Daffodils and a Red Admiral Butterfly

Watercolour
ca. 1575 (painted)
Artist/Maker
Place Of Origin

This drawing belongs to an album of 59 botanical watercolours on paper attributed to the Huguenot artist Jacques Lemoyne de Morgues (1533-88). Some of these, like the present one, are double sided. Dated around 1575, the present work shows a wild daffodil and a red admiral butterfly on the recto, and a pear on a twig and a halved pear on the verso. Although Lemoyne has been long known as an obscure artist providing designs for simple woodcuts, his botanical watercolours, which were rediscovered at the beginning of the 20th century, have earned him a place in history as one of the most remarkable early botanical painters.


object details
Categories
Object Type
Materials and Techniques
Watercolour and bodycolours
Brief Description
Watercolour, A wild daffodil and red admiral butterfly on the verso, with a sweet violet and Red Admiral butterfly on the recto, attributed to Jacques Lemoyne de Morgues, French school, ca. 1575
Physical Description
Two sided sheet. Botanical illustration of sweet violet and Red Adminral butterfly on recto and wild daffodil and red admiral butterfly on verso.
Dimensions
  • Estimate height: 24.2cm
  • Estimate width: 26.3cm
Dimensions taken from Catalogue of Foreign Paintings, I. Before 1800, C.M. Kauffmann, Victoria and Albert Museum, London, 1973
Style
Marks and Inscriptions
  • 'the admirable Butterfly' (top right)
  • 'demorgues' (Signature; lower centre)
Object history
Purchased in 1856 as part of a sketchbook bought for its 16th-century binding. In 1922, De Morgues's signature was discovered and the significance of the watercolours recognised. Following this, the 34 leaves with watercolours were extracted from the volume to be transferred to the Prints and Drawings department (now Museum nos. A.M.3267a – 3267hh-1856). The binding remained in the library (National Art Library, 3267-1856).

= = =

Challenges
(1) According to the daffodil watercolor entry, in what year was De Morgues's signature discovered?
(2) Reproduce the daffodil watercolor entry word for word, from "object details" up to and including "butterfly on verso.".

Labeled box records
= = =

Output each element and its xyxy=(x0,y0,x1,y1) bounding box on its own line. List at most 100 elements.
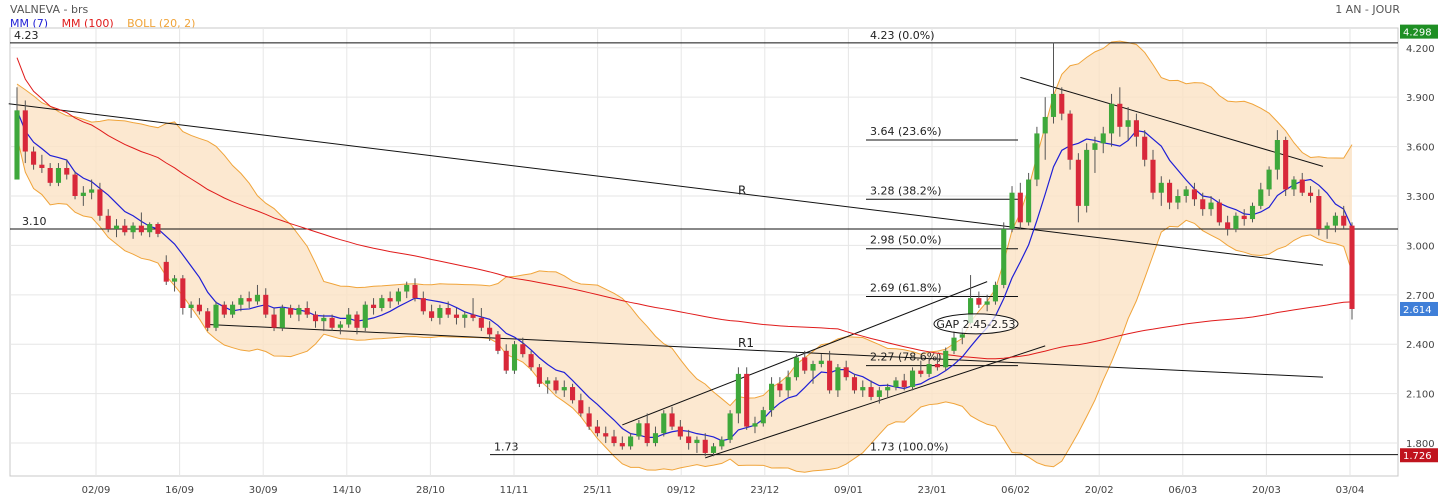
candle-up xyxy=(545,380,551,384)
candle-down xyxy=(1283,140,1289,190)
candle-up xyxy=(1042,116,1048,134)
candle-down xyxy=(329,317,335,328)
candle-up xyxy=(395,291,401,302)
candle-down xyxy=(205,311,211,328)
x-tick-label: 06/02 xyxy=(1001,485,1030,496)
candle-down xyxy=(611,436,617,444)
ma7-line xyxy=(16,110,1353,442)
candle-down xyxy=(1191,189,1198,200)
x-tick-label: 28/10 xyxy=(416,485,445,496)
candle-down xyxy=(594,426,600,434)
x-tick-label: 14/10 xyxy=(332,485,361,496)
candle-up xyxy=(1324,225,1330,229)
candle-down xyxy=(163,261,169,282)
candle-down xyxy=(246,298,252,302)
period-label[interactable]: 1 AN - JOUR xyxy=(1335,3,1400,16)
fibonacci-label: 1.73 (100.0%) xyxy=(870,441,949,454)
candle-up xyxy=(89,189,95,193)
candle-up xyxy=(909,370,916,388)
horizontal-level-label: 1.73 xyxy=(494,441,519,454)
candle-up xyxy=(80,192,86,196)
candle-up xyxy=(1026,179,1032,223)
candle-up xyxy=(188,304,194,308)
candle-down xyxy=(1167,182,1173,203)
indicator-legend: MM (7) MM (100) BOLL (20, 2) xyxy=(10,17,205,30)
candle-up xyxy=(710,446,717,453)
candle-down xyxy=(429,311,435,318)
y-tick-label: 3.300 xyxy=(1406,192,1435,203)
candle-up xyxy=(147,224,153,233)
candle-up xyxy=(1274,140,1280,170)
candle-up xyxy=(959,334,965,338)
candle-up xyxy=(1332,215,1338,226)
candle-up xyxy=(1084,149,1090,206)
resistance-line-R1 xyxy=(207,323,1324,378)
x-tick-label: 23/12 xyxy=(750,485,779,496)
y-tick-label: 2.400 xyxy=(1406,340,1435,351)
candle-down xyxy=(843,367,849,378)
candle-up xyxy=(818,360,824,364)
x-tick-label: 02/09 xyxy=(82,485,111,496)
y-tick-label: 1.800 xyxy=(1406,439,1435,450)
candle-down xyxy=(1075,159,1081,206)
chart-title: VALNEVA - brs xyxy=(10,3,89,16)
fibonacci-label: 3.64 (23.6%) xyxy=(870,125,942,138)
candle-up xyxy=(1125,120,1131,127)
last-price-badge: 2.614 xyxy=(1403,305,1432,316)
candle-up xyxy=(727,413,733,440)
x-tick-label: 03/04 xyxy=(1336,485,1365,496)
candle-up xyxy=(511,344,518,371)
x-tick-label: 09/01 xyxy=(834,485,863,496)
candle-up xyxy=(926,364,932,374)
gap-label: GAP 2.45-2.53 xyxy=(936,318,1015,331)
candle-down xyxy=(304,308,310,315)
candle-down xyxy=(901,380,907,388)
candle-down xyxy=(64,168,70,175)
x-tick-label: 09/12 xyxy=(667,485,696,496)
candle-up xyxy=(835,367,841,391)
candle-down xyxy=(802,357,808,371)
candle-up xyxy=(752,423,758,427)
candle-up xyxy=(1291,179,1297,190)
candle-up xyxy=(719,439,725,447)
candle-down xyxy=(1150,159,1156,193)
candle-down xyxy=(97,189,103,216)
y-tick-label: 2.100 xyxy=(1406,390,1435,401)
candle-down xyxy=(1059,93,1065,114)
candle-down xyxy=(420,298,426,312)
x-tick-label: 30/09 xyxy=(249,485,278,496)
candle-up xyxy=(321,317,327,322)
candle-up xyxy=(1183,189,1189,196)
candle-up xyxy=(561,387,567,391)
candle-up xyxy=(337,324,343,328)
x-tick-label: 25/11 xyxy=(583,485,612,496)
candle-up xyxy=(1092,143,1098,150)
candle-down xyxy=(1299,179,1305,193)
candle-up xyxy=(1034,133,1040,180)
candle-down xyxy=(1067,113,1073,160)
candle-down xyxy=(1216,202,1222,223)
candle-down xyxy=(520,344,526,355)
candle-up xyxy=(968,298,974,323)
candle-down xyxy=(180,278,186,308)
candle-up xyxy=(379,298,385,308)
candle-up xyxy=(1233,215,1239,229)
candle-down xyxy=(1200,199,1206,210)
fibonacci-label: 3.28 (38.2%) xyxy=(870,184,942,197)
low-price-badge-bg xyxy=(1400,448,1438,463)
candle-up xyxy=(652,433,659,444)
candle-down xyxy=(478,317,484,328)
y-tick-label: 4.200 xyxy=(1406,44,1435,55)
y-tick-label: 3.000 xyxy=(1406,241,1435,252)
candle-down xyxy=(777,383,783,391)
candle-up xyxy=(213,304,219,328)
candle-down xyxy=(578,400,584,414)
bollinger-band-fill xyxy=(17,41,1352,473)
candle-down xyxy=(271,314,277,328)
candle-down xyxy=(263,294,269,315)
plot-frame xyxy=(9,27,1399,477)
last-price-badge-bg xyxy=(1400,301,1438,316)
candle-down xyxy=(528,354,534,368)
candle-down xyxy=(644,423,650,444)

= = =

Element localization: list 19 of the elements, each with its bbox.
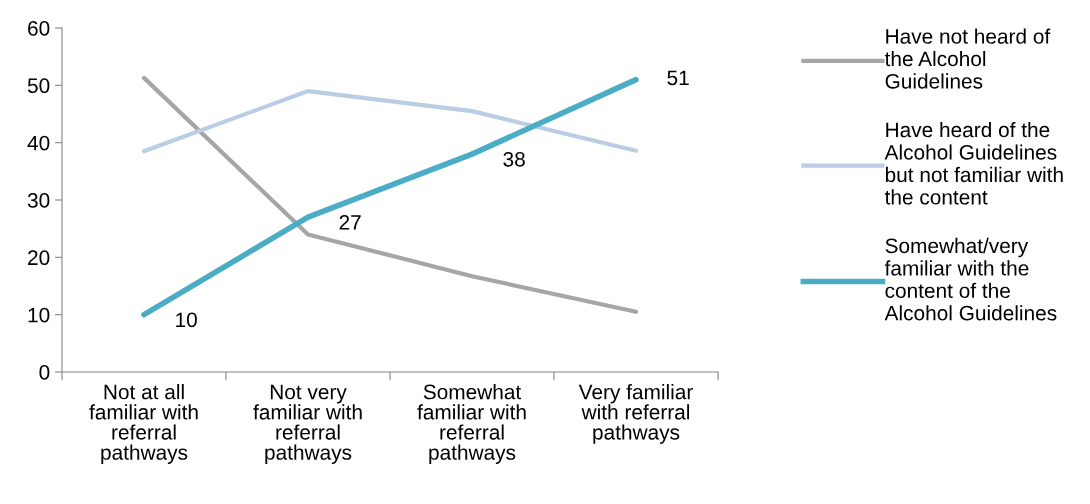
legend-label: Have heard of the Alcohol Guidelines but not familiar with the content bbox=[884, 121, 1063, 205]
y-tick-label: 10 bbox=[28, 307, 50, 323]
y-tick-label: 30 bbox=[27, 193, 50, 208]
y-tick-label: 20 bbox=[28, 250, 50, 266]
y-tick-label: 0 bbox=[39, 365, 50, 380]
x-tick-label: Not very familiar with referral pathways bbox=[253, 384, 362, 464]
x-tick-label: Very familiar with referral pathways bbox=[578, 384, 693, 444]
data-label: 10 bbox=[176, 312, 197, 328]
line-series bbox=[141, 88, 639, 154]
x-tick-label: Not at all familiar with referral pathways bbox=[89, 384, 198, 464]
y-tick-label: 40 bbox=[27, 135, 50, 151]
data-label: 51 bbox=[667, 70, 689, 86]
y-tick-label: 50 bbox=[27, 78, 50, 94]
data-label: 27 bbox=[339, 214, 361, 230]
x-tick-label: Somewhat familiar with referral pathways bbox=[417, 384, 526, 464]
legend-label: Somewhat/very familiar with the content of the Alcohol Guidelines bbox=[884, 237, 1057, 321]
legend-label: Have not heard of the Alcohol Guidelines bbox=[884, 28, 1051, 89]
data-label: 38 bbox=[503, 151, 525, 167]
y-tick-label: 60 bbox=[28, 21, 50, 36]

= = =

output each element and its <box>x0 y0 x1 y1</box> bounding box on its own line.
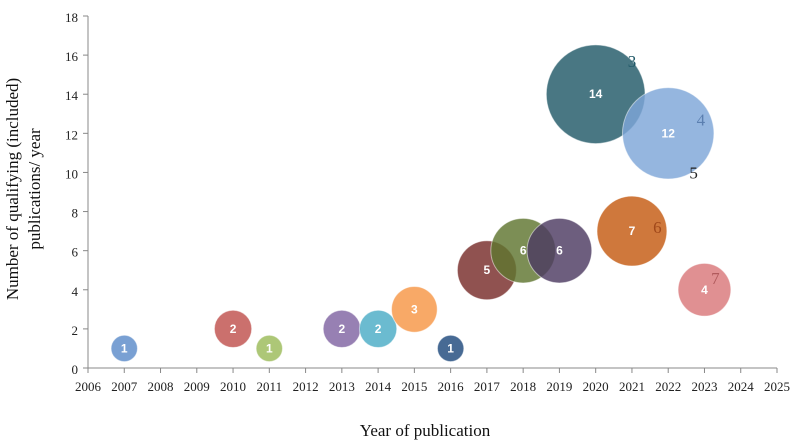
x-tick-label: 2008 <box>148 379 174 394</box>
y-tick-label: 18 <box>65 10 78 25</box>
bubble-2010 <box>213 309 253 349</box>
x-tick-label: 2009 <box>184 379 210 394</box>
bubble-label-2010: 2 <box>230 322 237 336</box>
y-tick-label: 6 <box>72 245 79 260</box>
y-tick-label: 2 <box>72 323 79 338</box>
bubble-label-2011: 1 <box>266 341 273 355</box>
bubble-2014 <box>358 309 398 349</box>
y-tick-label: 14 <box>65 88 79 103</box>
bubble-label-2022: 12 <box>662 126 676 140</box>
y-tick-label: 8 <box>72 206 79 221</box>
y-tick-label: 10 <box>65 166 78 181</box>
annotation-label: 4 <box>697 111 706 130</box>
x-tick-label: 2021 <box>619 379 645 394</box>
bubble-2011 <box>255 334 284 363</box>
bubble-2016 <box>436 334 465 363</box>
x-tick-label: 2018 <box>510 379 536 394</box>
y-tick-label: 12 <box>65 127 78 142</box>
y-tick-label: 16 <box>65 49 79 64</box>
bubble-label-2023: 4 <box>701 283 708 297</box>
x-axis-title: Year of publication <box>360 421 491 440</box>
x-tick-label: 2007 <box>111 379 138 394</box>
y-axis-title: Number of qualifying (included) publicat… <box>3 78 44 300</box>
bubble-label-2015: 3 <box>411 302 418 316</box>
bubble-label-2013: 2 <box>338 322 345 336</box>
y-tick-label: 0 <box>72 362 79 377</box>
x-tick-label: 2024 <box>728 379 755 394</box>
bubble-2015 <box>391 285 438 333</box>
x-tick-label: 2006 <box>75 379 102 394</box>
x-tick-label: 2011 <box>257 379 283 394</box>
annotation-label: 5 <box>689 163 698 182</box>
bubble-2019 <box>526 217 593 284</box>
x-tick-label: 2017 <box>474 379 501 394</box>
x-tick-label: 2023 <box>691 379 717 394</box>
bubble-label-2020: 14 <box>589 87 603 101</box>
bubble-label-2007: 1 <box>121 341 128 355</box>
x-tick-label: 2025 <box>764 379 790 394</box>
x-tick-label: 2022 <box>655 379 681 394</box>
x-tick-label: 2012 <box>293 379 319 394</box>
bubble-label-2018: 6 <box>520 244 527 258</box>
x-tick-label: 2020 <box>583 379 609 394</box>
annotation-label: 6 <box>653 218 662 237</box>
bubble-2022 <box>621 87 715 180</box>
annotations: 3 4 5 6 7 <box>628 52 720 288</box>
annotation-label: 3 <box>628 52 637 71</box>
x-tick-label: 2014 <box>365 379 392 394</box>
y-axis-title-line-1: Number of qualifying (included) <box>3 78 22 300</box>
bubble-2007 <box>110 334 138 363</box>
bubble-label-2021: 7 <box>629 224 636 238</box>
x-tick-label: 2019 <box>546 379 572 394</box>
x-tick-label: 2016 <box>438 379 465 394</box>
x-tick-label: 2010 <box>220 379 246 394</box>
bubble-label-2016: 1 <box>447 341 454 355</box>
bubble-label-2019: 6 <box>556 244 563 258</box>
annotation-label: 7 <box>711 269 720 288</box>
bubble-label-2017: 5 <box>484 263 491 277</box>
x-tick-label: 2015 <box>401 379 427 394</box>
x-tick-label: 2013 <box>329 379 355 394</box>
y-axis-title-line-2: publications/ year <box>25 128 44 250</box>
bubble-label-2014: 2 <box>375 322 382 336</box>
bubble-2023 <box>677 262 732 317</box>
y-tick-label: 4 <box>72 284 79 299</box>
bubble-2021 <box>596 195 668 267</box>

= = =

Answers for this exercise
(1) 1922

(2)
object details
Categories
Object Type
Materials and Techniques
Watercolour and bodycolours
Brief Description
Watercolour, A wild daffodil and red admiral butterfly on the verso, with a sweet violet and Red Admiral butterfly on the recto, attributed to Jacques Lemoyne de Morgues, French school, ca. 1575
Physical Description
Two sided sheet. Botanical illustration of sweet violet and Red Adminral butterfly on recto and wild daffodil and red admiral butterfly on verso.